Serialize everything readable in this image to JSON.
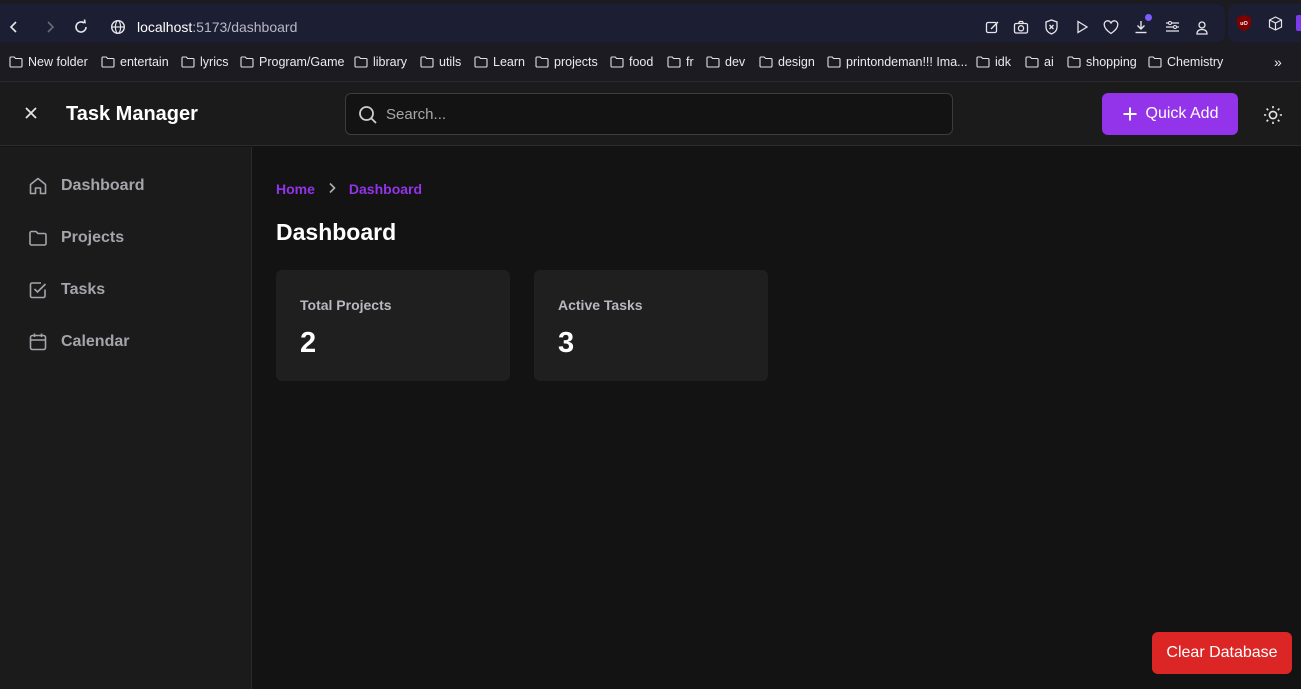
{
  "browser": {
    "url_host": "localhost",
    "url_path": ":5173/dashboard",
    "bookmarks": [
      "New folder",
      "entertain",
      "lyrics",
      "Program/Game",
      "library",
      "utils",
      "Learn",
      "projects",
      "food",
      "fr",
      "dev",
      "design",
      "printondeman!!! Ima...",
      "idk",
      "ai",
      "shopping",
      "Chemistry"
    ],
    "overflow_label": "»"
  },
  "header": {
    "title": "Task Manager",
    "search_placeholder": "Search...",
    "quick_add_label": "Quick Add"
  },
  "sidebar": {
    "items": [
      {
        "label": "Dashboard",
        "icon": "home-icon"
      },
      {
        "label": "Projects",
        "icon": "folder-icon"
      },
      {
        "label": "Tasks",
        "icon": "checkbox-icon"
      },
      {
        "label": "Calendar",
        "icon": "calendar-icon"
      }
    ]
  },
  "main": {
    "breadcrumb": {
      "home": "Home",
      "current": "Dashboard",
      "separator": "›"
    },
    "title": "Dashboard",
    "stats": [
      {
        "label": "Total Projects",
        "value": "2"
      },
      {
        "label": "Active Tasks",
        "value": "3"
      }
    ]
  },
  "footer": {
    "clear_label": "Clear Database"
  },
  "colors": {
    "accent": "#9333ea",
    "danger": "#dc2626",
    "background": "#131313",
    "panel": "#1b1b1b",
    "card": "#1f1f1f"
  }
}
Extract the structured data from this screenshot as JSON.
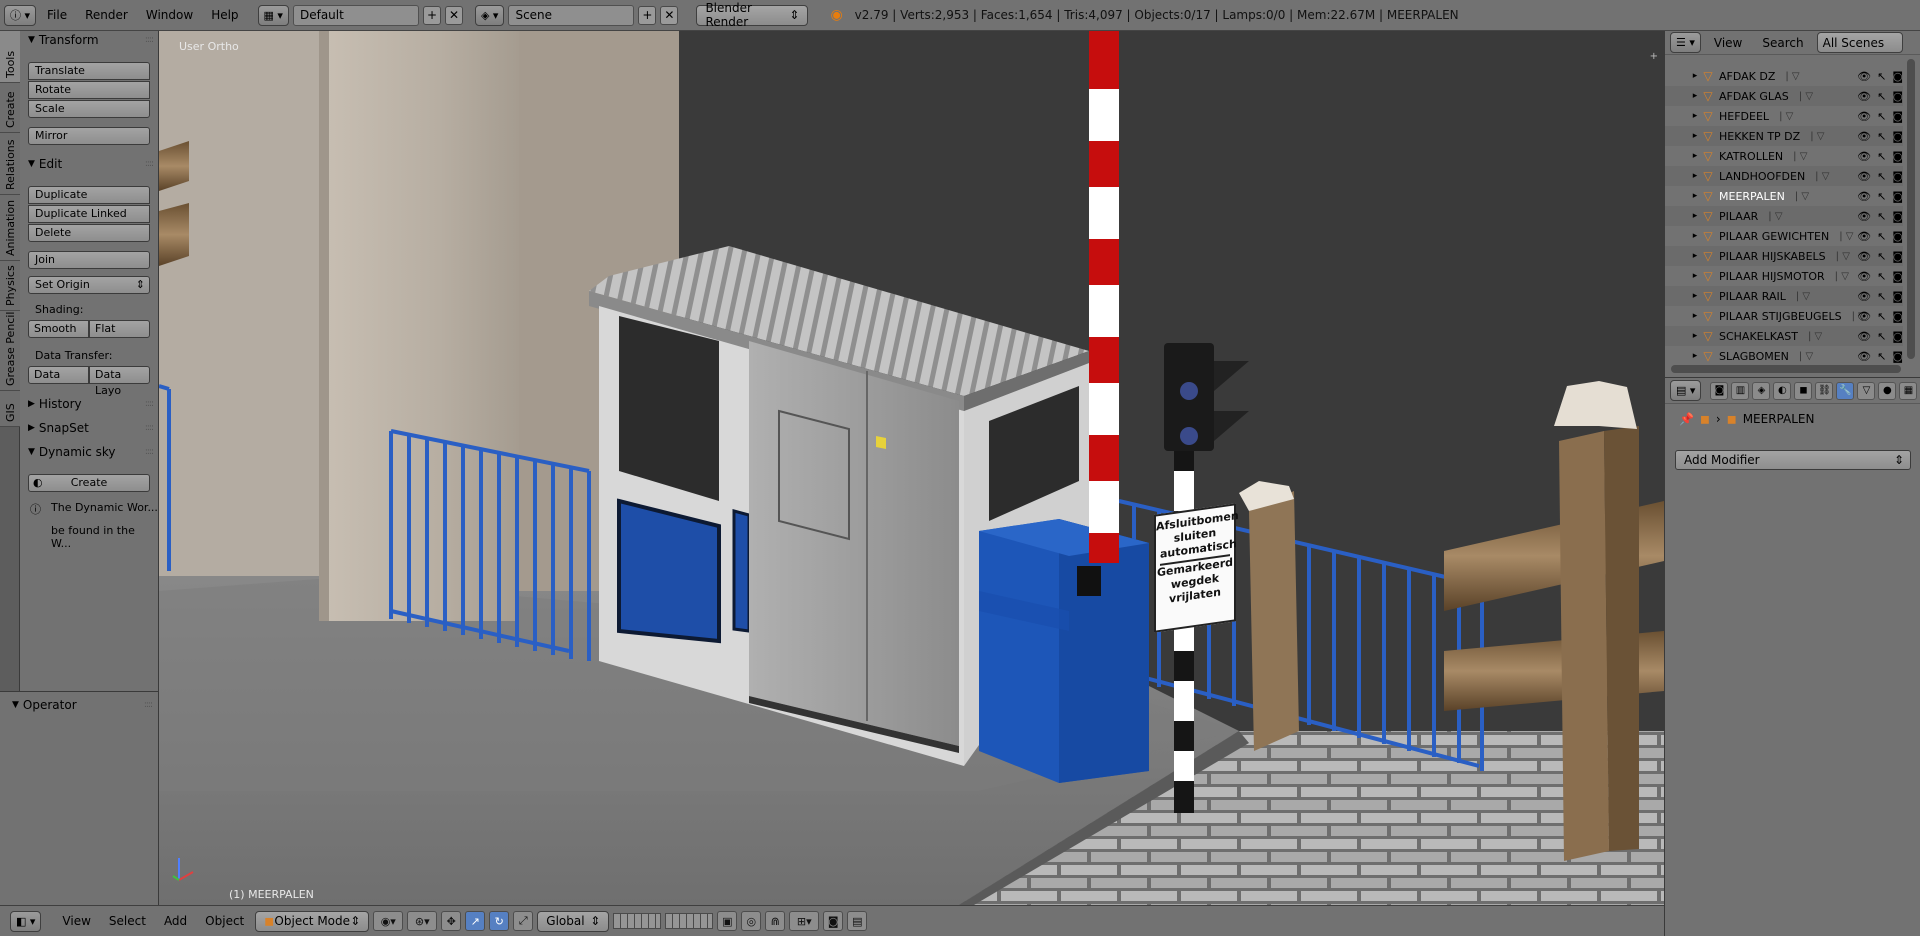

**WHAT TO DO**
Return every line of the records exactly as given, pictures excluded.

**WRITTEN RESPONSE**
Serialize everything readable in this image to JSON.
{
  "browser": {
    "url_host": "localhost",
    "url_path": ":5173/dashboard",
    "bookmarks": [
      "New folder",
      "entertain",
      "lyrics",
      "Program/Game",
      "library",
      "utils",
      "Learn",
      "projects",
      "food",
      "fr",
      "dev",
      "design",
      "printondeman!!! Ima...",
      "idk",
      "ai",
      "shopping",
      "Chemistry"
    ],
    "overflow_label": "»"
  },
  "header": {
    "title": "Task Manager",
    "search_placeholder": "Search...",
    "quick_add_label": "Quick Add"
  },
  "sidebar": {
    "items": [
      {
        "label": "Dashboard",
        "icon": "home-icon"
      },
      {
        "label": "Projects",
        "icon": "folder-icon"
      },
      {
        "label": "Tasks",
        "icon": "checkbox-icon"
      },
      {
        "label": "Calendar",
        "icon": "calendar-icon"
      }
    ]
  },
  "main": {
    "breadcrumb": {
      "home": "Home",
      "current": "Dashboard",
      "separator": "›"
    },
    "title": "Dashboard",
    "stats": [
      {
        "label": "Total Projects",
        "value": "2"
      },
      {
        "label": "Active Tasks",
        "value": "3"
      }
    ]
  },
  "footer": {
    "clear_label": "Clear Database"
  },
  "colors": {
    "accent": "#9333ea",
    "danger": "#dc2626",
    "background": "#131313",
    "panel": "#1b1b1b",
    "card": "#1f1f1f"
  }
}
Extract the structured data from this screenshot as JSON.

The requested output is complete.